## [EXERCISE OBJECTIVE]
In the listing below, pick out lines with "AUDIO".

## [Chart and figure data]
>> start

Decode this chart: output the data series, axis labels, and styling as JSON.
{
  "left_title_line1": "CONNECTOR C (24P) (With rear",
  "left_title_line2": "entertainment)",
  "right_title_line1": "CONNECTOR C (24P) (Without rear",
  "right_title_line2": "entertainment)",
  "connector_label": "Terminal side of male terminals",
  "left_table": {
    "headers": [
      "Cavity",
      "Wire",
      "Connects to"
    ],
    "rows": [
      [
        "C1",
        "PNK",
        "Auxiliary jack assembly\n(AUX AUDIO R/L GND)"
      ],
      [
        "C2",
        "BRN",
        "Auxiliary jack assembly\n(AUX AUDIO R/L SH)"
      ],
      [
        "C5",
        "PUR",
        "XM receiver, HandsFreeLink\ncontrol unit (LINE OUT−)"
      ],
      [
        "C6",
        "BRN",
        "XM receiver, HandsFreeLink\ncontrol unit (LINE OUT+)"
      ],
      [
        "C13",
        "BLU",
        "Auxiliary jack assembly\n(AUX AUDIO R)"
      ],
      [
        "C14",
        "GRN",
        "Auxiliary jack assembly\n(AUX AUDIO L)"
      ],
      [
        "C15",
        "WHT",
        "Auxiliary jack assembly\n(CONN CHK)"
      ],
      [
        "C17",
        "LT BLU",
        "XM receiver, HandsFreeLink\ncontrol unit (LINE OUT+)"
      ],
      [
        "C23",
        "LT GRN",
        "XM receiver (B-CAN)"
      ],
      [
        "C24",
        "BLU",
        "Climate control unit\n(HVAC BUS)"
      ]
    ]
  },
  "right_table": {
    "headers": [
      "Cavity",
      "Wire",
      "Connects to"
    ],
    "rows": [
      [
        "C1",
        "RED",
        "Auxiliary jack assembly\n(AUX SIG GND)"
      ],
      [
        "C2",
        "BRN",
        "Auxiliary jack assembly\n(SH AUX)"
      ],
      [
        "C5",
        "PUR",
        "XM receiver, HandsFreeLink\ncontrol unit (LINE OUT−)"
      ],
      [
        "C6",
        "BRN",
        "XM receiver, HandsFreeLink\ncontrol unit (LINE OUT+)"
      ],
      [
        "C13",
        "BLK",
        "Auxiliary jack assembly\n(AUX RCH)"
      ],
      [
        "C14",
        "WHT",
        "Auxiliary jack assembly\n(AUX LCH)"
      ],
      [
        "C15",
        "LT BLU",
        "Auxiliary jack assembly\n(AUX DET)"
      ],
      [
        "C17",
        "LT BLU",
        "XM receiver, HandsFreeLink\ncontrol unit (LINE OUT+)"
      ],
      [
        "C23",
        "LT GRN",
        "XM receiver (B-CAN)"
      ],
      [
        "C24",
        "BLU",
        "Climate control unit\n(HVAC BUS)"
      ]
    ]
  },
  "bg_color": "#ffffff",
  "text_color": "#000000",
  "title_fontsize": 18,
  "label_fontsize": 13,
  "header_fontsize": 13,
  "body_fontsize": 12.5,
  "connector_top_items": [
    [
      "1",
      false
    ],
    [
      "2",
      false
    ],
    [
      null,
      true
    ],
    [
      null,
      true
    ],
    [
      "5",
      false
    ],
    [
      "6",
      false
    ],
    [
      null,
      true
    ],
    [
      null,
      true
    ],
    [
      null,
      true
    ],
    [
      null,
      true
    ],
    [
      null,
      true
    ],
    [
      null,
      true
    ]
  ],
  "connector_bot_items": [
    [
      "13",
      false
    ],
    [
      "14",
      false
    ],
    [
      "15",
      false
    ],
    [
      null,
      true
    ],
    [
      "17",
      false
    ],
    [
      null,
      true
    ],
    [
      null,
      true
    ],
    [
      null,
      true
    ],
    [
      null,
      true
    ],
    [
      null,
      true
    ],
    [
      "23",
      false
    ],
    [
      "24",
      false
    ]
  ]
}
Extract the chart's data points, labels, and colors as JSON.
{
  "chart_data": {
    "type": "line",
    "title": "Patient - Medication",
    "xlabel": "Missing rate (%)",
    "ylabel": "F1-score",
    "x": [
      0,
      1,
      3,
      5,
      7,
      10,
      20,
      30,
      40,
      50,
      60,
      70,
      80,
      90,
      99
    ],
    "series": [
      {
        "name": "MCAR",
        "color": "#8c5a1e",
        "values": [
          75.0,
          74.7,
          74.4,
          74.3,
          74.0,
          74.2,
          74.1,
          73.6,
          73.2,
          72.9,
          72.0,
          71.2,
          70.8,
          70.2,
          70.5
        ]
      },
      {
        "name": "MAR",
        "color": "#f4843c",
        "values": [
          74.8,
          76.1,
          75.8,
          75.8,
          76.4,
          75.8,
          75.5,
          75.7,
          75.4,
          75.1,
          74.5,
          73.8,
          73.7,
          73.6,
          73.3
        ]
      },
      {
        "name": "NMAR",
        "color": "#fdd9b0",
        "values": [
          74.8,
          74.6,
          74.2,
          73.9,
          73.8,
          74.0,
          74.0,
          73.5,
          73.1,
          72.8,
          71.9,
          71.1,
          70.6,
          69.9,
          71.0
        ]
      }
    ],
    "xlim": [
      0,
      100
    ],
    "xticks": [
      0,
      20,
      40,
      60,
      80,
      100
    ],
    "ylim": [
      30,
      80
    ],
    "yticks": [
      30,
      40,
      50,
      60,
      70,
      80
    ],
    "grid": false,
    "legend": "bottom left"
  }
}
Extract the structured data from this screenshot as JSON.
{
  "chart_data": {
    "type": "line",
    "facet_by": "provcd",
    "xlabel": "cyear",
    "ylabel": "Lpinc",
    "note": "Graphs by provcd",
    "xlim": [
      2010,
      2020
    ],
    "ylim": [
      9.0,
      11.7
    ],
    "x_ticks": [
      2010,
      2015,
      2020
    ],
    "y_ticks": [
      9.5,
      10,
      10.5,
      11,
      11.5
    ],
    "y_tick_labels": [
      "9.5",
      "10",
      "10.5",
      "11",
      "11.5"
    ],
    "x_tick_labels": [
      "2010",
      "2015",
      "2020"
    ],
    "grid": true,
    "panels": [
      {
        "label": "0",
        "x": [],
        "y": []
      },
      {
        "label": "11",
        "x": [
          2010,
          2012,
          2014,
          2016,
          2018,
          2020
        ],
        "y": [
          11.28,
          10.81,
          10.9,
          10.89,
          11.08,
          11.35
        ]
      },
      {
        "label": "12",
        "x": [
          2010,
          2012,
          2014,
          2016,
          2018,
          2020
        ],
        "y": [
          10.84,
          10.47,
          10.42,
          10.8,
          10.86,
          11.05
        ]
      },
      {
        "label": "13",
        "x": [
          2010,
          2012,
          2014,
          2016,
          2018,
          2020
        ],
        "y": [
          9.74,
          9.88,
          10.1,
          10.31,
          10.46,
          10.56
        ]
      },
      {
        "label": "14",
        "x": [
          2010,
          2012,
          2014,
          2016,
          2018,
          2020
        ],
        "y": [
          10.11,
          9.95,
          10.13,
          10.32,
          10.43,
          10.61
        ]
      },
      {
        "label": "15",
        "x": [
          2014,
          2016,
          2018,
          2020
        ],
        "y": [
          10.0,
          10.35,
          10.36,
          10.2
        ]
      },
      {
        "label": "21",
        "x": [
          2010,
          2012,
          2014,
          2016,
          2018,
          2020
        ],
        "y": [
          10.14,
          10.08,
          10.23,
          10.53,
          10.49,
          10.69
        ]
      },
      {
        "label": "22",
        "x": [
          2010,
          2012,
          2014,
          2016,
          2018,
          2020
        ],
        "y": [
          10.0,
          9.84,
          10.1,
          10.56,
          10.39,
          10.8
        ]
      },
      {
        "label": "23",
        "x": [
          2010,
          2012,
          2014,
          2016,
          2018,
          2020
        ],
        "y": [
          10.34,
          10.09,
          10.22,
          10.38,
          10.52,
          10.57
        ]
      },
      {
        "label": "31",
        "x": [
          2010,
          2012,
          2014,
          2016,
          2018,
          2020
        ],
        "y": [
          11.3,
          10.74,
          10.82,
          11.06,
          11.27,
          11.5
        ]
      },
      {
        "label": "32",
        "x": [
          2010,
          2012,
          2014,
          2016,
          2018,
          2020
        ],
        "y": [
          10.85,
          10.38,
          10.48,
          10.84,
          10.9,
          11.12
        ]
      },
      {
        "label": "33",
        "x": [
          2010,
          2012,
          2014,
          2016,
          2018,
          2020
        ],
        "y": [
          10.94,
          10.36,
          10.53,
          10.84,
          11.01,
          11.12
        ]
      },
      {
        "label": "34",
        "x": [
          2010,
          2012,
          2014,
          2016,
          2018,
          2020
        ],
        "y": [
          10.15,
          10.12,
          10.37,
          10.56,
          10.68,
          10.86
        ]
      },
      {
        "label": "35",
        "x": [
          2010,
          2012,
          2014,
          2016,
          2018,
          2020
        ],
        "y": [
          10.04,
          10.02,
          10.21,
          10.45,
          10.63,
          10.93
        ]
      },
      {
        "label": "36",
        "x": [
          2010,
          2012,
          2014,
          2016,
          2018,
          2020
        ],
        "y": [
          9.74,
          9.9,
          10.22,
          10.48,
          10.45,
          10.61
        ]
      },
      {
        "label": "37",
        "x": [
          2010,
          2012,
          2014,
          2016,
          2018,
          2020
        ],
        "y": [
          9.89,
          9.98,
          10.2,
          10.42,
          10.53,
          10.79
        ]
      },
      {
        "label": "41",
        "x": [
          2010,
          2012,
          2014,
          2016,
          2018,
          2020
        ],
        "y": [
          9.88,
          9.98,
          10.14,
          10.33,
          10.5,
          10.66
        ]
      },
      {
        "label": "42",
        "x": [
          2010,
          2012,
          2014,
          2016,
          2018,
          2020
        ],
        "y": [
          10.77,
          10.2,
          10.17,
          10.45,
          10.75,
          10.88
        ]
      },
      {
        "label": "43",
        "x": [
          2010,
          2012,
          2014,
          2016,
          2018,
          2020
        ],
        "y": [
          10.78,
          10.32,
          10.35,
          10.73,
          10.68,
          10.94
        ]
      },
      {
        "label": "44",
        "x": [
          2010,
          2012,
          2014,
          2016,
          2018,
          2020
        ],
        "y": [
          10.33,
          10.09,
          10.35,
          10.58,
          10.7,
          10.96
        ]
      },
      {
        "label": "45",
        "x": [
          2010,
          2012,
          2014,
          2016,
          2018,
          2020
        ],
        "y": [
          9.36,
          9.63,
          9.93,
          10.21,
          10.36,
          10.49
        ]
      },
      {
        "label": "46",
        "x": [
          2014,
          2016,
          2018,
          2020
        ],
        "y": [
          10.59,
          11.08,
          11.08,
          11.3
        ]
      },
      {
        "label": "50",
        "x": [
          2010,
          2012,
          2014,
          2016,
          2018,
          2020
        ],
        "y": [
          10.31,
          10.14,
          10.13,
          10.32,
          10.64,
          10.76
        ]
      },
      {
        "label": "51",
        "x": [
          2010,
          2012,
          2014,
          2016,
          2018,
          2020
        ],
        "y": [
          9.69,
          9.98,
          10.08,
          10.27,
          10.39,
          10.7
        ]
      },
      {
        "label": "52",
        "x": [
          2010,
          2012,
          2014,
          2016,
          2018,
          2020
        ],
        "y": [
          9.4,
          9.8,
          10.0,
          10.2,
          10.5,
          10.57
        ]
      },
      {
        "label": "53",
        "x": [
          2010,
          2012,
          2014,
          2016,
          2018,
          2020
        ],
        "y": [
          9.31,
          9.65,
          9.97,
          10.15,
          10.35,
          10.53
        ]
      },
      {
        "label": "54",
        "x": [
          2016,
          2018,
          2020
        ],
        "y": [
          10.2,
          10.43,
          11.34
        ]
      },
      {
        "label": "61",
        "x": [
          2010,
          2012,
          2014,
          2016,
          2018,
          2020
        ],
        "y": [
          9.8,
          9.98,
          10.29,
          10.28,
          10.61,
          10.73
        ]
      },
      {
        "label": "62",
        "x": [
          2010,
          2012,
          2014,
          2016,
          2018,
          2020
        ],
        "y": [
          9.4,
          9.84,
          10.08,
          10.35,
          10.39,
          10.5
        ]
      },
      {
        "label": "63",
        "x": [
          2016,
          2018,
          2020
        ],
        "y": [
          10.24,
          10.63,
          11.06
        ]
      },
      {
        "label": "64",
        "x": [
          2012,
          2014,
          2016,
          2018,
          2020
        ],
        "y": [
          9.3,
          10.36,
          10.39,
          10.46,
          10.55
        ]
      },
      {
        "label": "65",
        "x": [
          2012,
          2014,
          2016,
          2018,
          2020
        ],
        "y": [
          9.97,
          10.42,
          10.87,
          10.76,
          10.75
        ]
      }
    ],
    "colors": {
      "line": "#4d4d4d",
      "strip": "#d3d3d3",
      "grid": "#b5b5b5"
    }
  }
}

>> end

## [FULL OUTPUT]
        "Auxiliary jack assembly\n(AUX AUDIO R/L GND)"
        "Auxiliary jack assembly\n(AUX AUDIO R/L SH)"
        "Auxiliary jack assembly\n(AUX AUDIO R)"
        "Auxiliary jack assembly\n(AUX AUDIO L)"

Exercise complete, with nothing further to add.